[START OF ENTRIES PROVIDED]
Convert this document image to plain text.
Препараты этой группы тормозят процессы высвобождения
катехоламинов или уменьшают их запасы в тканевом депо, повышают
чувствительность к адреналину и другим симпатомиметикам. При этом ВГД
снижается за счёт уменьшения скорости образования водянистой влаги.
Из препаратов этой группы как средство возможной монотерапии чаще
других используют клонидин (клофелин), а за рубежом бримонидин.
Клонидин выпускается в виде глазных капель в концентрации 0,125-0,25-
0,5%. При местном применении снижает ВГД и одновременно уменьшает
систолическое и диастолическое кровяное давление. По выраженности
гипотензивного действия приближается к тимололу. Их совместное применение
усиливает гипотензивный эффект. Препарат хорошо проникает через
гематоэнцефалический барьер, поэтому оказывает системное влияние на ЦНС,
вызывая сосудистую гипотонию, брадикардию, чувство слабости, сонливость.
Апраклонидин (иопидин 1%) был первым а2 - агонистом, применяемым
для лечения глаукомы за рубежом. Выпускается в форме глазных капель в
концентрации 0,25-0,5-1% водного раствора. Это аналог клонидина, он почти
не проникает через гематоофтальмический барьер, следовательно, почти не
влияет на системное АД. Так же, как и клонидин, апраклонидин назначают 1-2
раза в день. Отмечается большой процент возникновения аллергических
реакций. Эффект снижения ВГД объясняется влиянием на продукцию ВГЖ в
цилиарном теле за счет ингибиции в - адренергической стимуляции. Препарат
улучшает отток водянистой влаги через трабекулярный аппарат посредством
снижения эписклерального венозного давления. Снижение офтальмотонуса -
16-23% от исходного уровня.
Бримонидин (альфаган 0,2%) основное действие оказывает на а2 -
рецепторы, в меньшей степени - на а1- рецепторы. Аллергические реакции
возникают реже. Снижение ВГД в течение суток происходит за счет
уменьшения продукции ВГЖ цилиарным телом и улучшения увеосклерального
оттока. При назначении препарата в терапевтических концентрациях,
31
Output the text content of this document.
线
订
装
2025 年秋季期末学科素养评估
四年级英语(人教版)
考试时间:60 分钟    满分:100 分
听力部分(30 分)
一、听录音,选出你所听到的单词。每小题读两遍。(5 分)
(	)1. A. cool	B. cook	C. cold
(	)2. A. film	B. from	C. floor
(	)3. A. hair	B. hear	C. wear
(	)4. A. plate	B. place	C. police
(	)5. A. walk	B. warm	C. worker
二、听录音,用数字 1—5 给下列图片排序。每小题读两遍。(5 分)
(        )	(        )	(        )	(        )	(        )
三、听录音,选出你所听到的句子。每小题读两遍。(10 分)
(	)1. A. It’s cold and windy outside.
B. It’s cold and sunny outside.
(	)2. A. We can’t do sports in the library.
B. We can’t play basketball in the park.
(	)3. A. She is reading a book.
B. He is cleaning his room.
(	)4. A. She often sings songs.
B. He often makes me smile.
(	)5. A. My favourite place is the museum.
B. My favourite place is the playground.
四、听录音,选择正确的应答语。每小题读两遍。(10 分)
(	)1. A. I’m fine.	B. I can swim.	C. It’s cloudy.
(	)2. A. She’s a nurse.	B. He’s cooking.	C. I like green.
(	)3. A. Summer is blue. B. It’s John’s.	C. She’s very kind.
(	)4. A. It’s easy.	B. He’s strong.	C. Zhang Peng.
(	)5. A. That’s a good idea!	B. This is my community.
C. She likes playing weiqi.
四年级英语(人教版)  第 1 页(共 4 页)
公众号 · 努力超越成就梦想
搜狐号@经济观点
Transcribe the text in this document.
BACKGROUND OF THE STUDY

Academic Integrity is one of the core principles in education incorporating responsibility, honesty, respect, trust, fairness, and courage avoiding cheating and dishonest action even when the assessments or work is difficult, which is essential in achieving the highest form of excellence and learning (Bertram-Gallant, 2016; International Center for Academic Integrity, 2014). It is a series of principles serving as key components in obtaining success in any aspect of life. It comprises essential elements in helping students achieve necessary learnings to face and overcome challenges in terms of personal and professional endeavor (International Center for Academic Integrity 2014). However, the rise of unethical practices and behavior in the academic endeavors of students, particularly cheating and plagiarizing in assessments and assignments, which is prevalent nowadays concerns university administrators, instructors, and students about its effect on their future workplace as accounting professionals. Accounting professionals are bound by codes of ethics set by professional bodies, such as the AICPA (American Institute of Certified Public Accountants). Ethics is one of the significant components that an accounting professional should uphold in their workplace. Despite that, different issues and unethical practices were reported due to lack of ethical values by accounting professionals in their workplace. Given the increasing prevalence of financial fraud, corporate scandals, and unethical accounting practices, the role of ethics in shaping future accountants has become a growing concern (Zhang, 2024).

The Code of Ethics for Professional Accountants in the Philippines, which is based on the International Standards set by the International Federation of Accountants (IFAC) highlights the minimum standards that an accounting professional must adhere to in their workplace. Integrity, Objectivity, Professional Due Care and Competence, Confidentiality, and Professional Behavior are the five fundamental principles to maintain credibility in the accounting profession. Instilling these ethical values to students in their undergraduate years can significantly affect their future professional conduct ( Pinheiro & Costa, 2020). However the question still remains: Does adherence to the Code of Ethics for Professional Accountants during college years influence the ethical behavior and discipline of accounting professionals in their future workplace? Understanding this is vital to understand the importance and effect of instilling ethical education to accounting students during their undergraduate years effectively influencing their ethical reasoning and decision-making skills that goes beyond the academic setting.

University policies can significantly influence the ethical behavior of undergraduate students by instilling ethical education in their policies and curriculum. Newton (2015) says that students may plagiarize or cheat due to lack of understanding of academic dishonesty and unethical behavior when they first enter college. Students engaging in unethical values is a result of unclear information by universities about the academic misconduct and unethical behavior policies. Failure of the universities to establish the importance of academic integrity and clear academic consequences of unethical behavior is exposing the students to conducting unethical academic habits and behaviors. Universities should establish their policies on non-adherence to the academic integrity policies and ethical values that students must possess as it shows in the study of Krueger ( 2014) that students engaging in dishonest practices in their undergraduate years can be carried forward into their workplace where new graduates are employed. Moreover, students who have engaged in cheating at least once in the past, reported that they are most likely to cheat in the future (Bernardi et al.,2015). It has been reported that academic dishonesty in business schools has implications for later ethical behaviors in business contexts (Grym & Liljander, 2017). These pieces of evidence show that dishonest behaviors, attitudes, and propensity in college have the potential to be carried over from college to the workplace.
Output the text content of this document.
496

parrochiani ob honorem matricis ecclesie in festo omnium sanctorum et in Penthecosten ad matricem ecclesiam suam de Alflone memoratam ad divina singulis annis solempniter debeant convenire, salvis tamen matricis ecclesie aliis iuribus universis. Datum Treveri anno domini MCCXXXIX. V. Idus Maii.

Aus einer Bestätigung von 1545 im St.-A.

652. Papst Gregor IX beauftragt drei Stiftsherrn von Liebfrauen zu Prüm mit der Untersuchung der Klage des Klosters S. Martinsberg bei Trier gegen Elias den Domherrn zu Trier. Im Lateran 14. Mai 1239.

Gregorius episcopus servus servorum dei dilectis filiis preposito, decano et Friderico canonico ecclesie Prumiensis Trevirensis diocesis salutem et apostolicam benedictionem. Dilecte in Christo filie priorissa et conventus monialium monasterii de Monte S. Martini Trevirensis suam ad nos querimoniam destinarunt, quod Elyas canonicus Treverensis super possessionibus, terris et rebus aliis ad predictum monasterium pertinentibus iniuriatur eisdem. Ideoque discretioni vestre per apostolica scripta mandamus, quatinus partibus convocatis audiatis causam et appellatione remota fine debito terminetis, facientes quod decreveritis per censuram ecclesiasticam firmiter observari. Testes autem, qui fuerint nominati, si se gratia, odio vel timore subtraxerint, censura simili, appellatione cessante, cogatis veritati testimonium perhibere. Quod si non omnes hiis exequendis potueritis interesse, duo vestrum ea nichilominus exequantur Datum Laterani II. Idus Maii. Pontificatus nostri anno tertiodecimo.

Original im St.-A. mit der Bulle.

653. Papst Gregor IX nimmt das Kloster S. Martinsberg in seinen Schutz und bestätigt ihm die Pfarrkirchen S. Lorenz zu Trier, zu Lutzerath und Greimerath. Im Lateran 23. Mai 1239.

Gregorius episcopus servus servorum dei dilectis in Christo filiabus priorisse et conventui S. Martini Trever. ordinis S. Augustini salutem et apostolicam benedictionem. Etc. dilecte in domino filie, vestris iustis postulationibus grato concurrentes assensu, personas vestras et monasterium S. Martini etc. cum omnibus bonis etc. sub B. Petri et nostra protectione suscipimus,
[END OF ENTRIES PROVIDED]
PROBLEM — Copy out all lines where the word "проникает" appears.

RESPONSE TO THE EXERCISE —
усиливает гипотензивный эффект. Препарат хорошо проникает через
не проникает через гематоофтальмический барьер, следовательно, почти не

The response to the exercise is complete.